* Goal
Tally how many lines hold the string "arrangement". Your reply should be that number alone.

----

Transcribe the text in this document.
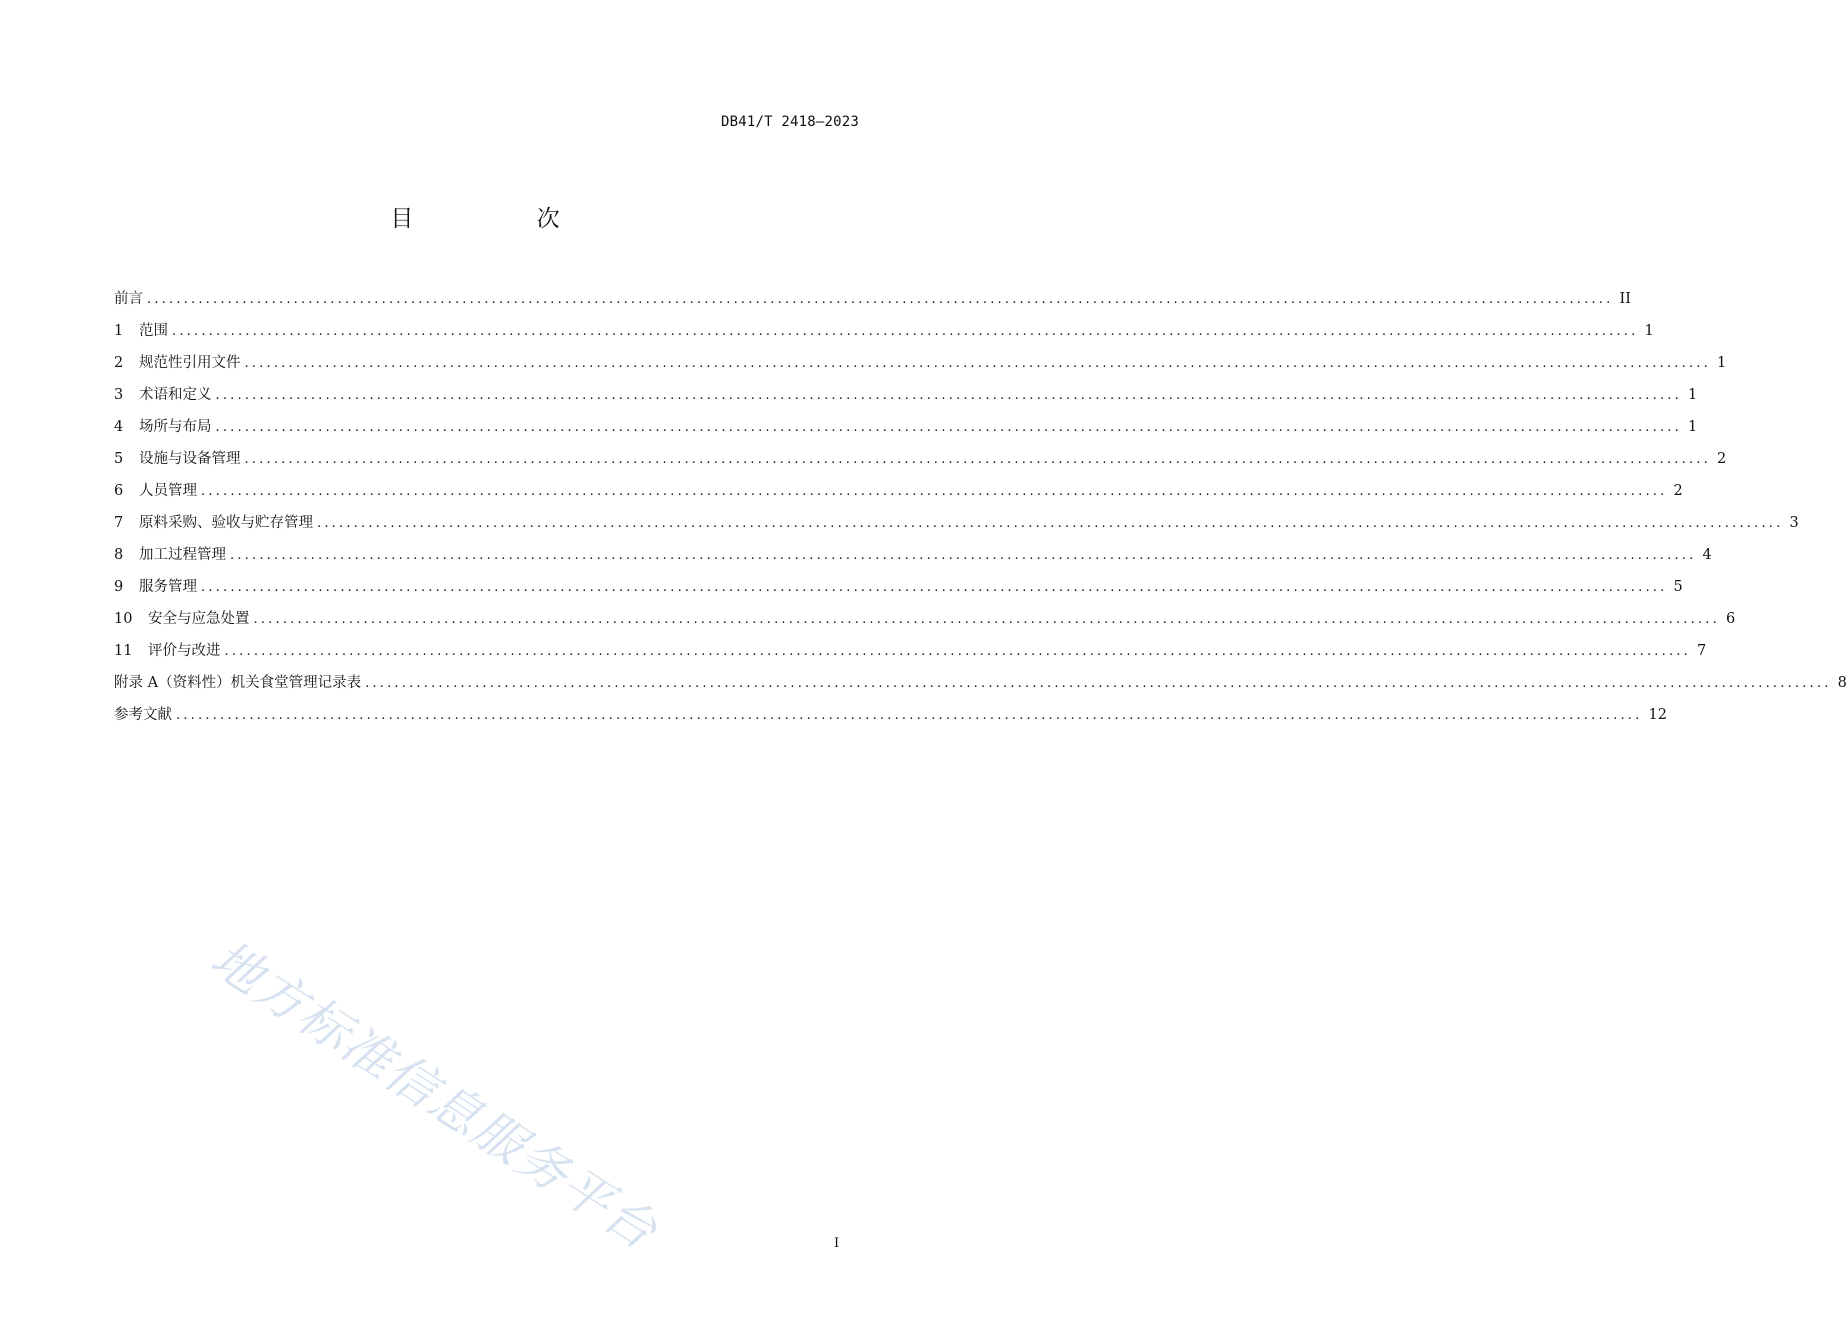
DB41/T 2418—2023
目 次
前言 ........................................................................................................................................................................................................ II
1 范围 ........................................................................................................................................................................................................ 1
2 规范性引用文件 ........................................................................................................................................................................................................ 1
3 术语和定义 ........................................................................................................................................................................................................ 1
4 场所与布局 ........................................................................................................................................................................................................ 1
5 设施与设备管理 ........................................................................................................................................................................................................ 2
6 人员管理 ........................................................................................................................................................................................................ 2
7 原料采购、验收与贮存管理 ........................................................................................................................................................................................................ 3
8 加工过程管理 ........................................................................................................................................................................................................ 4
9 服务管理 ........................................................................................................................................................................................................ 5
10 安全与应急处置 ........................................................................................................................................................................................................ 6
11 评价与改进 ........................................................................................................................................................................................................ 7
附录 A（资料性）机关食堂管理记录表 ........................................................................................................................................................................................................ 8
参考文献 ........................................................................................................................................................................................................ 12
地方标准信息服务平台	I
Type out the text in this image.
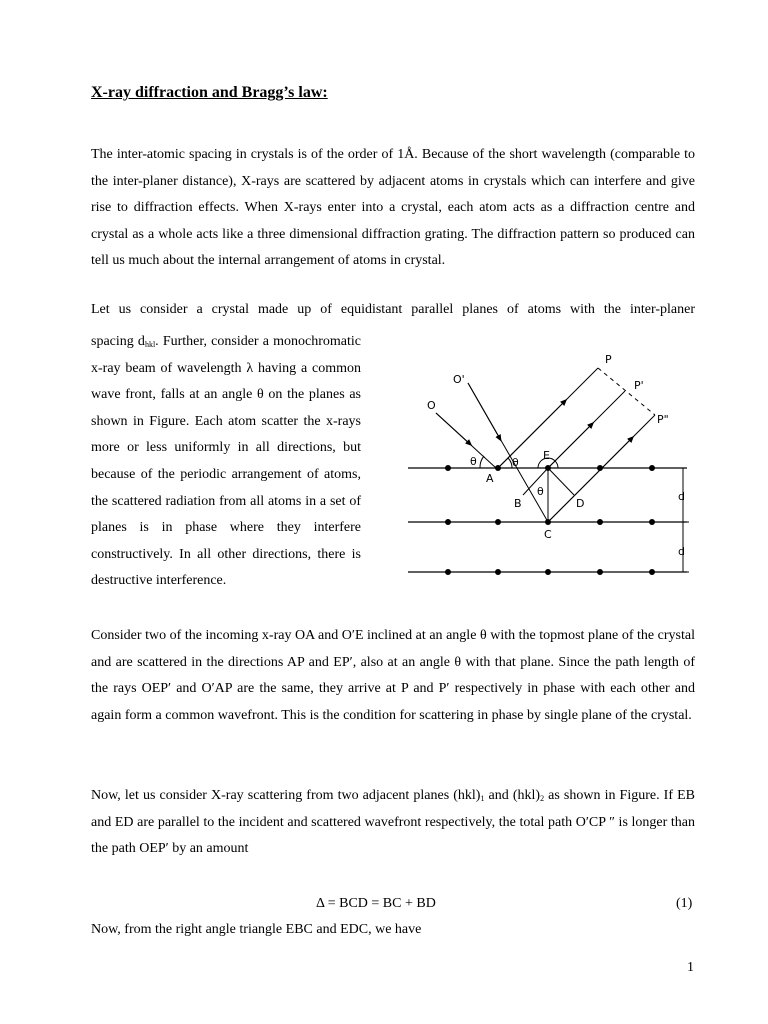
X-ray diffraction and Bragg’s law:

The inter-atomic spacing in crystals is of the order of 1Å. Because of the short wavelength (comparable to the inter-planer distance), X-rays are scattered by adjacent atoms in crystals which can interfere and give rise to diffraction effects. When X-rays enter into a crystal, each atom acts as a diffraction centre and crystal as a whole acts like a three dimensional diffraction grating. The diffraction pattern so produced can tell us much about the internal arrangement of atoms in crystal.

Let us consider a crystal made up of equidistant parallel planes of atoms with the inter-planer

spacing $d_{hkl}$. Further, consider a monochromatic x-ray beam of wavelength λ having a common wave front, falls at an angle θ on the planes as shown in Figure. Each atom scatter the x-rays more or less uniformly in all directions, but because of the periodic arrangement of atoms, the scattered radiation from all atoms in a set of planes is in phase where they interfere constructively. In all other directions, there is destructive interference.

O
O'
P
P'
P"
θ	θ
θ
A
E
B
C
D
d
d

Consider two of the incoming x-ray OA and O′E inclined at an angle θ with the topmost plane of the crystal and are scattered in the directions AP and EP′, also at an angle θ with that plane. Since the path length of the rays OEP′ and O′AP are the same, they arrive at P and P′ respectively in phase with each other and again form a common wavefront. This is the condition for scattering in phase by single plane of the crystal.

Now, let us consider X-ray scattering from two adjacent planes $(hkl)_1$ and $(hkl)_2$ as shown in Figure. If EB and ED are parallel to the incident and scattered wavefront respectively, the total path O′CP ″ is longer than the path OEP′ by an amount

Δ = BCD = BC + BD	(1)
Now, from the right angle triangle EBC and EDC, we have
1
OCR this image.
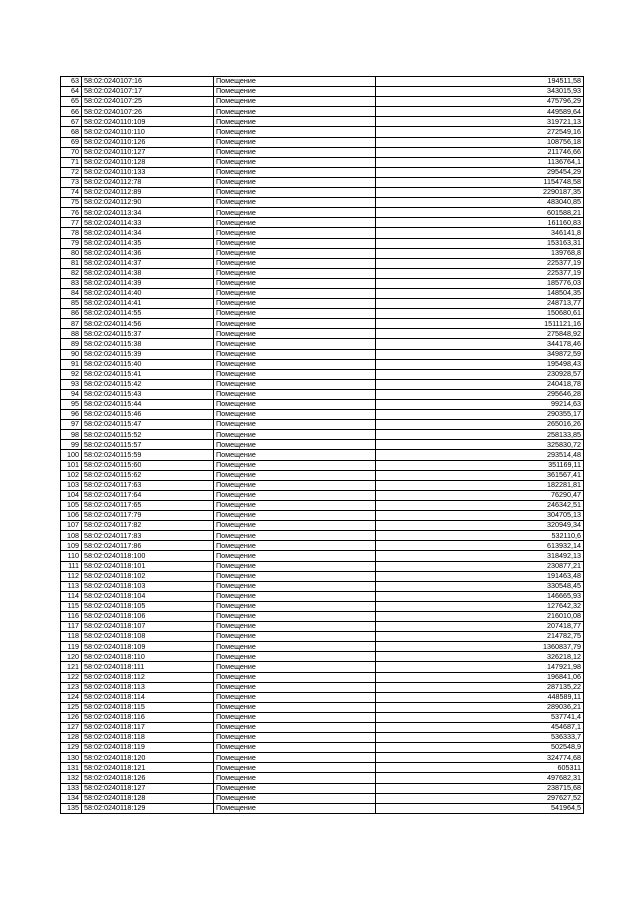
63	58:02:0240107:16	Помещение	194511,58
64	58:02:0240107:17	Помещение	343015,93
65	58:02:0240107:25	Помещение	475796,29
66	58:02:0240107:26	Помещение	449589,64
67	58:02:0240110:109	Помещение	319721,13
68	58:02:0240110:110	Помещение	272549,16
69	58:02:0240110:126	Помещение	108756,18
70	58:02:0240110:127	Помещение	211746,66
71	58:02:0240110:128	Помещение	1136764,1
72	58:02:0240110:133	Помещение	295454,29
73	58:02:0240112:78	Помещение	1154748,58
74	58:02:0240112:89	Помещение	2290187,35
75	58:02:0240112:90	Помещение	483040,85
76	58:02:0240113:34	Помещение	601588,21
77	58:02:0240114:33	Помещение	161160,83
78	58:02:0240114:34	Помещение	346141,8
79	58:02:0240114:35	Помещение	153163,31
80	58:02:0240114:36	Помещение	139768,8
81	58:02:0240114:37	Помещение	225377,19
82	58:02:0240114:38	Помещение	225377,19
83	58:02:0240114:39	Помещение	185776,03
84	58:02:0240114:40	Помещение	148504,35
85	58:02:0240114:41	Помещение	248713,77
86	58:02:0240114:55	Помещение	150680,61
87	58:02:0240114:56	Помещение	1511121,16
88	58:02:0240115:37	Помещение	275848,92
89	58:02:0240115:38	Помещение	344178,46
90	58:02:0240115:39	Помещение	349872,59
91	58:02:0240115:40	Помещение	195498,43
92	58:02:0240115:41	Помещение	230928,57
93	58:02:0240115:42	Помещение	240418,78
94	58:02:0240115:43	Помещение	295646,28
95	58:02:0240115:44	Помещение	99214,63
96	58:02:0240115:46	Помещение	290355,17
97	58:02:0240115:47	Помещение	265016,26
98	58:02:0240115:52	Помещение	258133,85
99	58:02:0240115:57	Помещение	325830,72
100	58:02:0240115:59	Помещение	293514,48
101	58:02:0240115:60	Помещение	351169,11
102	58:02:0240115:62	Помещение	361567,41
103	58:02:0240117:63	Помещение	182281,81
104	58:02:0240117:64	Помещение	76290,47
105	58:02:0240117:65	Помещение	246342,51
106	58:02:0240117:79	Помещение	304705,13
107	58:02:0240117:82	Помещение	320949,34
108	58:02:0240117:83	Помещение	532110,6
109	58:02:0240117:86	Помещение	613932,14
110	58:02:0240118:100	Помещение	318492,13
111	58:02:0240118:101	Помещение	230877,21
112	58:02:0240118:102	Помещение	191463,48
113	58:02:0240118:103	Помещение	330548,45
114	58:02:0240118:104	Помещение	146665,93
115	58:02:0240118:105	Помещение	127642,32
116	58:02:0240118:106	Помещение	216010,08
117	58:02:0240118:107	Помещение	207418,77
118	58:02:0240118:108	Помещение	214782,75
119	58:02:0240118:109	Помещение	1360837,79
120	58:02:0240118:110	Помещение	326218,12
121	58:02:0240118:111	Помещение	147921,98
122	58:02:0240118:112	Помещение	196841,06
123	58:02:0240118:113	Помещение	287135,22
124	58:02:0240118:114	Помещение	448589,11
125	58:02:0240118:115	Помещение	289036,21
126	58:02:0240118:116	Помещение	537741,4
127	58:02:0240118:117	Помещение	454687,1
128	58:02:0240118:118	Помещение	536333,7
129	58:02:0240118:119	Помещение	502548,9
130	58:02:0240118:120	Помещение	324774,68
131	58:02:0240118:121	Помещение	605311
132	58:02:0240118:126	Помещение	497682,31
133	58:02:0240118:127	Помещение	238715,68
134	58:02:0240118:128	Помещение	297627,52
135	58:02:0240118:129	Помещение	541964,5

----

* The solution
2